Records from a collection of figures
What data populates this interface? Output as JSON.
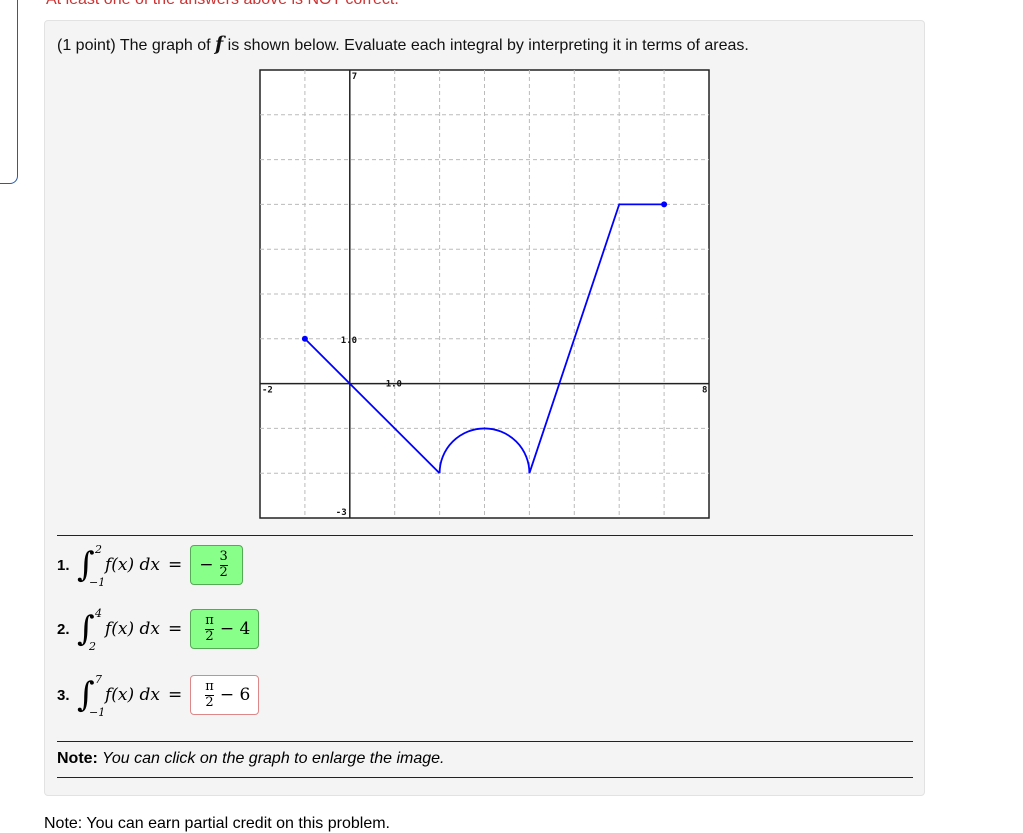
{
  "top_message": "At least one of the answers above is NOT correct.",
  "prompt": {
    "pre": "(1 point) The graph of ",
    "f": "f",
    "post": " is shown below. Evaluate each integral by interpreting it in terms of areas."
  },
  "chart_data": {
    "type": "line",
    "xlim": [
      -2,
      8
    ],
    "ylim": [
      -3,
      7
    ],
    "grid": true,
    "tick_labels": {
      "xmin": "-2",
      "xmax": "8",
      "ymin": "-3",
      "ymax": "7",
      "x_unit": "1.0",
      "y_unit": "1.0"
    },
    "segments": [
      {
        "kind": "line",
        "points": [
          [
            -1,
            1
          ],
          [
            0,
            0
          ],
          [
            2,
            -2
          ]
        ]
      },
      {
        "kind": "semicircle",
        "center": [
          3,
          -2
        ],
        "radius": 1,
        "side": "upper"
      },
      {
        "kind": "line",
        "points": [
          [
            4,
            -2
          ],
          [
            6,
            4
          ],
          [
            7,
            4
          ]
        ]
      }
    ],
    "endpoints": [
      [
        -1,
        1
      ],
      [
        7,
        4
      ]
    ],
    "color": "#0000ff"
  },
  "questions": [
    {
      "n": "1.",
      "lower": "−1",
      "upper": "2",
      "expr": "f(x) dx",
      "answer_num": "3",
      "answer_den": "2",
      "answer_pre": "−",
      "answer_post": "",
      "correct": true
    },
    {
      "n": "2.",
      "lower": "2",
      "upper": "4",
      "expr": "f(x) dx",
      "answer_num": "π",
      "answer_den": "2",
      "answer_pre": "",
      "answer_post": "− 4",
      "correct": true
    },
    {
      "n": "3.",
      "lower": "−1",
      "upper": "7",
      "expr": "f(x) dx",
      "answer_num": "π",
      "answer_den": "2",
      "answer_pre": "",
      "answer_post": "− 6",
      "correct": false
    }
  ],
  "equals": "=",
  "note": {
    "label": "Note:",
    "text": " You can click on the graph to enlarge the image."
  },
  "bottom_note": "Note: You can earn partial credit on this problem."
}
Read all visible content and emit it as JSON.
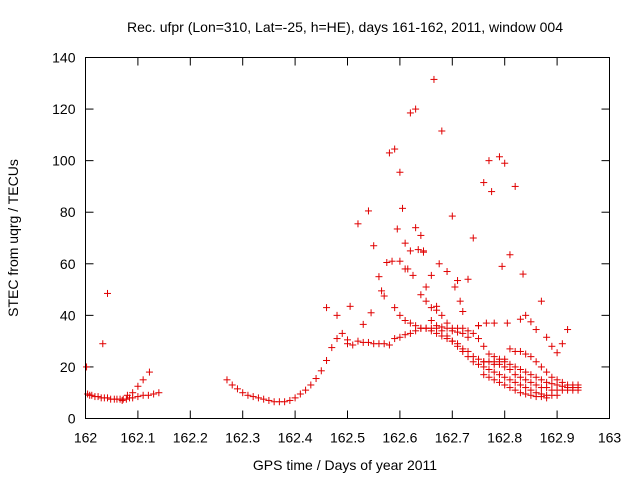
{
  "chart_data": {
    "type": "scatter",
    "title": "Rec. ufpr (Lon=310, Lat=-25, h=HE), days 161-162, 2011, window 004",
    "xlabel": "GPS time / Days of year 2011",
    "ylabel": "STEC from uqrg / TECUs",
    "xlim": [
      162,
      163
    ],
    "ylim": [
      0,
      140
    ],
    "xticks": [
      162,
      162.1,
      162.2,
      162.3,
      162.4,
      162.5,
      162.6,
      162.7,
      162.8,
      162.9,
      163
    ],
    "xtick_labels": [
      "162",
      "162.1",
      "162.2",
      "162.3",
      "162.4",
      "162.5",
      "162.6",
      "162.7",
      "162.8",
      "162.9",
      "163"
    ],
    "yticks": [
      0,
      20,
      40,
      60,
      80,
      100,
      120,
      140
    ],
    "ytick_labels": [
      "0",
      "20",
      "40",
      "60",
      "80",
      "100",
      "120",
      "140"
    ],
    "grid": false,
    "marker": "+",
    "color": "#e00000",
    "points": [
      [
        162.002,
        20
      ],
      [
        162.004,
        9.5
      ],
      [
        162.008,
        9
      ],
      [
        162.012,
        9
      ],
      [
        162.018,
        8.5
      ],
      [
        162.024,
        8.5
      ],
      [
        162.03,
        8
      ],
      [
        162.036,
        8
      ],
      [
        162.042,
        8
      ],
      [
        162.048,
        7.5
      ],
      [
        162.055,
        7.5
      ],
      [
        162.06,
        7.5
      ],
      [
        162.066,
        7.5
      ],
      [
        162.072,
        7.5
      ],
      [
        162.078,
        7.5
      ],
      [
        162.084,
        8
      ],
      [
        162.09,
        8
      ],
      [
        162.1,
        8.5
      ],
      [
        162.11,
        9
      ],
      [
        162.12,
        9
      ],
      [
        162.13,
        9.5
      ],
      [
        162.14,
        10
      ],
      [
        162.033,
        29
      ],
      [
        162.042,
        48.5
      ],
      [
        162.07,
        7
      ],
      [
        162.08,
        9
      ],
      [
        162.09,
        10
      ],
      [
        162.1,
        12.5
      ],
      [
        162.11,
        15
      ],
      [
        162.122,
        18
      ],
      [
        162.27,
        15
      ],
      [
        162.28,
        13
      ],
      [
        162.29,
        11.5
      ],
      [
        162.3,
        10
      ],
      [
        162.31,
        9
      ],
      [
        162.32,
        8.5
      ],
      [
        162.33,
        8
      ],
      [
        162.34,
        7.5
      ],
      [
        162.35,
        7
      ],
      [
        162.36,
        6.5
      ],
      [
        162.37,
        6.5
      ],
      [
        162.38,
        6.5
      ],
      [
        162.39,
        7
      ],
      [
        162.4,
        8
      ],
      [
        162.41,
        9.5
      ],
      [
        162.42,
        11
      ],
      [
        162.43,
        13
      ],
      [
        162.44,
        15.5
      ],
      [
        162.45,
        18.5
      ],
      [
        162.46,
        22.5
      ],
      [
        162.47,
        27.5
      ],
      [
        162.48,
        31
      ],
      [
        162.49,
        33
      ],
      [
        162.48,
        40
      ],
      [
        162.5,
        29
      ],
      [
        162.51,
        28.5
      ],
      [
        162.52,
        30
      ],
      [
        162.53,
        29.5
      ],
      [
        162.54,
        29.5
      ],
      [
        162.55,
        29
      ],
      [
        162.56,
        29
      ],
      [
        162.57,
        29
      ],
      [
        162.58,
        28.5
      ],
      [
        162.59,
        31
      ],
      [
        162.6,
        31.5
      ],
      [
        162.61,
        32.5
      ],
      [
        162.62,
        33
      ],
      [
        162.63,
        34
      ],
      [
        162.64,
        35
      ],
      [
        162.65,
        35
      ],
      [
        162.66,
        35
      ],
      [
        162.67,
        35
      ],
      [
        162.68,
        35.5
      ],
      [
        162.69,
        35
      ],
      [
        162.7,
        34
      ],
      [
        162.71,
        33.5
      ],
      [
        162.72,
        33
      ],
      [
        162.73,
        31.5
      ],
      [
        162.46,
        43
      ],
      [
        162.5,
        30.5
      ],
      [
        162.505,
        43.5
      ],
      [
        162.52,
        75.5
      ],
      [
        162.53,
        36.5
      ],
      [
        162.54,
        80.5
      ],
      [
        162.545,
        41
      ],
      [
        162.55,
        67
      ],
      [
        162.56,
        55
      ],
      [
        162.565,
        49.5
      ],
      [
        162.57,
        47.5
      ],
      [
        162.575,
        60.5
      ],
      [
        162.58,
        103
      ],
      [
        162.585,
        61
      ],
      [
        162.59,
        104.5
      ],
      [
        162.595,
        73.5
      ],
      [
        162.6,
        95.5
      ],
      [
        162.605,
        81.5
      ],
      [
        162.61,
        68
      ],
      [
        162.615,
        58
      ],
      [
        162.62,
        118.5
      ],
      [
        162.625,
        55.5
      ],
      [
        162.63,
        120
      ],
      [
        162.635,
        65.5
      ],
      [
        162.64,
        48
      ],
      [
        162.645,
        64.5
      ],
      [
        162.65,
        45.5
      ],
      [
        162.66,
        55.5
      ],
      [
        162.665,
        131.5
      ],
      [
        162.67,
        43.5
      ],
      [
        162.675,
        60
      ],
      [
        162.68,
        111.5
      ],
      [
        162.69,
        57
      ],
      [
        162.7,
        78.5
      ],
      [
        162.705,
        51
      ],
      [
        162.71,
        53.5
      ],
      [
        162.715,
        45.5
      ],
      [
        162.72,
        41.5
      ],
      [
        162.73,
        54
      ],
      [
        162.74,
        70
      ],
      [
        162.75,
        36
      ],
      [
        162.76,
        91.5
      ],
      [
        162.765,
        37
      ],
      [
        162.77,
        100
      ],
      [
        162.775,
        88
      ],
      [
        162.78,
        37
      ],
      [
        162.79,
        101.5
      ],
      [
        162.795,
        59
      ],
      [
        162.8,
        99
      ],
      [
        162.805,
        37
      ],
      [
        162.81,
        63.5
      ],
      [
        162.82,
        90
      ],
      [
        162.83,
        38.5
      ],
      [
        162.835,
        56
      ],
      [
        162.84,
        40
      ],
      [
        162.85,
        37.5
      ],
      [
        162.86,
        34.5
      ],
      [
        162.87,
        45.5
      ],
      [
        162.88,
        31.5
      ],
      [
        162.89,
        28
      ],
      [
        162.9,
        25.5
      ],
      [
        162.91,
        29
      ],
      [
        162.92,
        34.5
      ],
      [
        162.6,
        61
      ],
      [
        162.61,
        58
      ],
      [
        162.62,
        65
      ],
      [
        162.63,
        74
      ],
      [
        162.64,
        71
      ],
      [
        162.645,
        65
      ],
      [
        162.65,
        51
      ],
      [
        162.66,
        43
      ],
      [
        162.67,
        42
      ],
      [
        162.68,
        40
      ],
      [
        162.69,
        37
      ],
      [
        162.7,
        35
      ],
      [
        162.71,
        35
      ],
      [
        162.72,
        35
      ],
      [
        162.73,
        34
      ],
      [
        162.74,
        33
      ],
      [
        162.75,
        31
      ],
      [
        162.76,
        28
      ],
      [
        162.77,
        25
      ],
      [
        162.78,
        24
      ],
      [
        162.79,
        23
      ],
      [
        162.8,
        23
      ],
      [
        162.81,
        21
      ],
      [
        162.82,
        20
      ],
      [
        162.83,
        19
      ],
      [
        162.84,
        18
      ],
      [
        162.85,
        17
      ],
      [
        162.86,
        16
      ],
      [
        162.87,
        15
      ],
      [
        162.88,
        14
      ],
      [
        162.89,
        13.5
      ],
      [
        162.9,
        13
      ],
      [
        162.91,
        12.5
      ],
      [
        162.92,
        12
      ],
      [
        162.93,
        12
      ],
      [
        162.94,
        12
      ],
      [
        162.59,
        43
      ],
      [
        162.6,
        40
      ],
      [
        162.61,
        38
      ],
      [
        162.62,
        37
      ],
      [
        162.63,
        36
      ],
      [
        162.64,
        35
      ],
      [
        162.65,
        35
      ],
      [
        162.66,
        34
      ],
      [
        162.67,
        33
      ],
      [
        162.68,
        32
      ],
      [
        162.69,
        31
      ],
      [
        162.7,
        30
      ],
      [
        162.71,
        29
      ],
      [
        162.72,
        27
      ],
      [
        162.73,
        26
      ],
      [
        162.74,
        24
      ],
      [
        162.75,
        23
      ],
      [
        162.76,
        22
      ],
      [
        162.77,
        22
      ],
      [
        162.78,
        21
      ],
      [
        162.79,
        21
      ],
      [
        162.8,
        20
      ],
      [
        162.81,
        19
      ],
      [
        162.82,
        17
      ],
      [
        162.83,
        16
      ],
      [
        162.84,
        15
      ],
      [
        162.85,
        14
      ],
      [
        162.86,
        13
      ],
      [
        162.87,
        12
      ],
      [
        162.88,
        12
      ],
      [
        162.89,
        11
      ],
      [
        162.9,
        11
      ],
      [
        162.91,
        11
      ],
      [
        162.92,
        11
      ],
      [
        162.93,
        11
      ],
      [
        162.94,
        11
      ],
      [
        162.66,
        38
      ],
      [
        162.67,
        36
      ],
      [
        162.68,
        34
      ],
      [
        162.69,
        32
      ],
      [
        162.7,
        30
      ],
      [
        162.71,
        28
      ],
      [
        162.72,
        26
      ],
      [
        162.73,
        24
      ],
      [
        162.74,
        22
      ],
      [
        162.75,
        21
      ],
      [
        162.76,
        20
      ],
      [
        162.77,
        19
      ],
      [
        162.78,
        18
      ],
      [
        162.79,
        17
      ],
      [
        162.8,
        16
      ],
      [
        162.81,
        15
      ],
      [
        162.82,
        14
      ],
      [
        162.83,
        13
      ],
      [
        162.84,
        12
      ],
      [
        162.85,
        11
      ],
      [
        162.86,
        10
      ],
      [
        162.87,
        9.5
      ],
      [
        162.88,
        9
      ],
      [
        162.89,
        9
      ],
      [
        162.9,
        9
      ],
      [
        162.75,
        36
      ],
      [
        162.76,
        22
      ],
      [
        162.77,
        22
      ],
      [
        162.78,
        22
      ],
      [
        162.79,
        22
      ],
      [
        162.8,
        22
      ],
      [
        162.81,
        27
      ],
      [
        162.82,
        26
      ],
      [
        162.83,
        26
      ],
      [
        162.84,
        25
      ],
      [
        162.85,
        24
      ],
      [
        162.86,
        22
      ],
      [
        162.87,
        20
      ],
      [
        162.88,
        18
      ],
      [
        162.89,
        16
      ],
      [
        162.9,
        15
      ],
      [
        162.91,
        14
      ],
      [
        162.92,
        13
      ],
      [
        162.93,
        13
      ],
      [
        162.94,
        13
      ],
      [
        162.76,
        17
      ],
      [
        162.77,
        16
      ],
      [
        162.78,
        15
      ],
      [
        162.79,
        14
      ],
      [
        162.8,
        13
      ],
      [
        162.81,
        12
      ],
      [
        162.82,
        11
      ],
      [
        162.83,
        10
      ],
      [
        162.84,
        9.5
      ],
      [
        162.85,
        9
      ],
      [
        162.86,
        8.5
      ],
      [
        162.87,
        8.5
      ],
      [
        162.88,
        8
      ]
    ]
  }
}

What you should do: From the records above, pick out and copy each line holding the word "correct".

Solution for this task:
  "top_message": "At least one of the answers above is NOT correct.",
      "correct": true
      "correct": true
      "correct": false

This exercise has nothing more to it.